__Reading text__
#####

And what about the signs?
If k is even, all the signs will be wrong. If k is odd, the odd signs will be right and the even ones wrong.
Eh? How come?
The numerator in Cramer's Rule has the right hand side in the position of the column corresponding to the variable being solved for. The determinant that is obtained in the columns of row 10k+1 will have the right columns, but in the wrong order. To set them into the right order requires shifting the columns to the right order.Each switch reverses a sign.
Let us check with k = 3 and k = 4. If we call our variables v1, v2, ..., we can label the columns of our array as 1 2 3 rhs 1 2 3 in the k = 3 case, and 1 2 3 4 rhs 1 2 3 4, in the k = 4 case.
For k = 3 or 4 the content of A(10k+1) is the determinant of the columns (1 2 3) or (1 2 3 4). The content in the B column of that row is the determinant of (2 3 rhs), or (2 3 4 rhs), in the two cases. The content in the C column of that row will be that of (3 rhs 1) or (3 4 rhs 1). In the D column we have (rhs 1 2), or (4 rhs 1 2), and in the E column (1 2 3) and (rhs 1 2 3).
Verify from this that to rearrange these columns to the Cramer's rule forms, which are (rhs 2 3), (1 rhs 3), and (1 2 rhs) in the k = 3 case, and (rhs 2 3 4), (1 rhs 3 4 ), (1 2 rhs 4) and (1 2 3 rhs) takes an odd number of shifts in every k = 4 case and in the even k = 3 case.
So, what is the solution to the equations?
We copy the determinant of coefficients into A1 setting A1=A(10k+1) just to have it handy.
Then in the even k case we put the solution for v1 to vk in B1, C1, D1 by setting B1=-B(10k+1)/$A(10k+1) (you have to convert 10k+1 to an actual number here) and copying this to the next k - 1 columns to the right.
When k is odd you have to switch the signs of the v's with odd index.
And that is it.
How about checking?
We can do this by substituting the claimed
solution back into the equations. This can be done by putting in say, box Z1
=$B$1*$AA11+$C$1*$AB11+ $D$1*$AC11+ ... until you get to the last variable vk.

#####

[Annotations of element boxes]
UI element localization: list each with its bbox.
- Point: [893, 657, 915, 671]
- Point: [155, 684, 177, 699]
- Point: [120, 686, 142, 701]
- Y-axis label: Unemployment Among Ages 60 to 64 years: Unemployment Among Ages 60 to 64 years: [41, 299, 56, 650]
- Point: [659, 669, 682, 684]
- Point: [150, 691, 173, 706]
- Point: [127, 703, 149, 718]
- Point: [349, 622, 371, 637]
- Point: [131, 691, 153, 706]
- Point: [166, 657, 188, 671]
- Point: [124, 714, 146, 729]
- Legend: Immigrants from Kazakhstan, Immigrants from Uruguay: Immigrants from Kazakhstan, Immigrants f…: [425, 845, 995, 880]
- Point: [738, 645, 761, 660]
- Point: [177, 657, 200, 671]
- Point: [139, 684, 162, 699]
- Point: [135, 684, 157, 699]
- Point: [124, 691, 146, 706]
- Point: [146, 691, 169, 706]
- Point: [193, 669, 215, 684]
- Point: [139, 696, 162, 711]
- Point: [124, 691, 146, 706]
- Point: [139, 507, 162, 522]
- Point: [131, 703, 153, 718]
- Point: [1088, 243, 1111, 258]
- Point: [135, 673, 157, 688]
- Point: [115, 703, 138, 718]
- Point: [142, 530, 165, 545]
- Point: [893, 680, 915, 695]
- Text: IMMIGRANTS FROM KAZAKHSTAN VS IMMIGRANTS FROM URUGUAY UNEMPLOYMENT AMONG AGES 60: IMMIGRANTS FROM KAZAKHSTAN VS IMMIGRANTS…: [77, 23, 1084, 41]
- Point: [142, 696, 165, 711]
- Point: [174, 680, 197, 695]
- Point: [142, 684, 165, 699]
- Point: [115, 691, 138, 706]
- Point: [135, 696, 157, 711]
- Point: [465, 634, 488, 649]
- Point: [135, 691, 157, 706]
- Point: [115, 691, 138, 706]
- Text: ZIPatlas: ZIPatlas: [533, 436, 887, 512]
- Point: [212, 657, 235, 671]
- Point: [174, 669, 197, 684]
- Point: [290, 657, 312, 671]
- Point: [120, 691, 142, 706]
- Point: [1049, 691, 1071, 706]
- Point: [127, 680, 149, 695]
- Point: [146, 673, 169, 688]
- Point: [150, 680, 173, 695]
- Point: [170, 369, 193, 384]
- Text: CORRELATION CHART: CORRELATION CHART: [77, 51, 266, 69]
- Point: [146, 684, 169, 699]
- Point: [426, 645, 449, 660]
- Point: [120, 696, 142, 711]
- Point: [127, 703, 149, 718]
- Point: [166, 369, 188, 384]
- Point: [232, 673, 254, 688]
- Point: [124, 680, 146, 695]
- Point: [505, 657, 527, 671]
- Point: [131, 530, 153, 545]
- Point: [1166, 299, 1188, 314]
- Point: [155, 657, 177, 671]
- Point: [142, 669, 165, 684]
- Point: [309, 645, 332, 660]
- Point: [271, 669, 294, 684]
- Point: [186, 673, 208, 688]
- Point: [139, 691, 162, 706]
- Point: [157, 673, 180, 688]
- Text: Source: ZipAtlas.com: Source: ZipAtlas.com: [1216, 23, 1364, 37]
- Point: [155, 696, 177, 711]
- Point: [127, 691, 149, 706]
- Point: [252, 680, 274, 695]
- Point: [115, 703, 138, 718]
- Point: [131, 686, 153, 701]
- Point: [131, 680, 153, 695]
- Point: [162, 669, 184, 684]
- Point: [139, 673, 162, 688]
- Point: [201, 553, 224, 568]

#####

__Aim of the exercise__
Keep writing the text on solving equations with Cramer's rule in a spreadsheet, starting right after its final sentence. The listing was taken from a separate source.

__Expected answer__
If you copy this down column Z you should get the right hand side column for your equations. If you do, you have the right solution, when the content of A1 is not essentially 0.
What do you mean by essentially 0?
Computers, when calculating, do not have the ability to distinguish 0 from some very small number near it. Thus, you may get an entry that really should be 0 that is very close to 0 but not 0. You must learn to recognize that as 0. Here, because we add a small array to the original input we make it easy for the computer to be slightly off.
How can I tell if the answer is tiny or really 0 here?
One thing to try is to change the entry in BA9, which measures how much of a tiny array to add to the input data. If the changes your answer proportionally or more then the true answer is probably 0. Otherwise, you could try instead doubling the entries in your matrix. If that multiplies your determinant answer by 2k then the answer may be correct.
By the way, once you have set this up for a given k, you can change your data and immediately see the solution for the new data.
Of course you can save lots of space for small k by moving the main instruction up (and modifying it appropriately).
Exercise 17.12 Set this up for 6 by 6 arrays, and get it to work.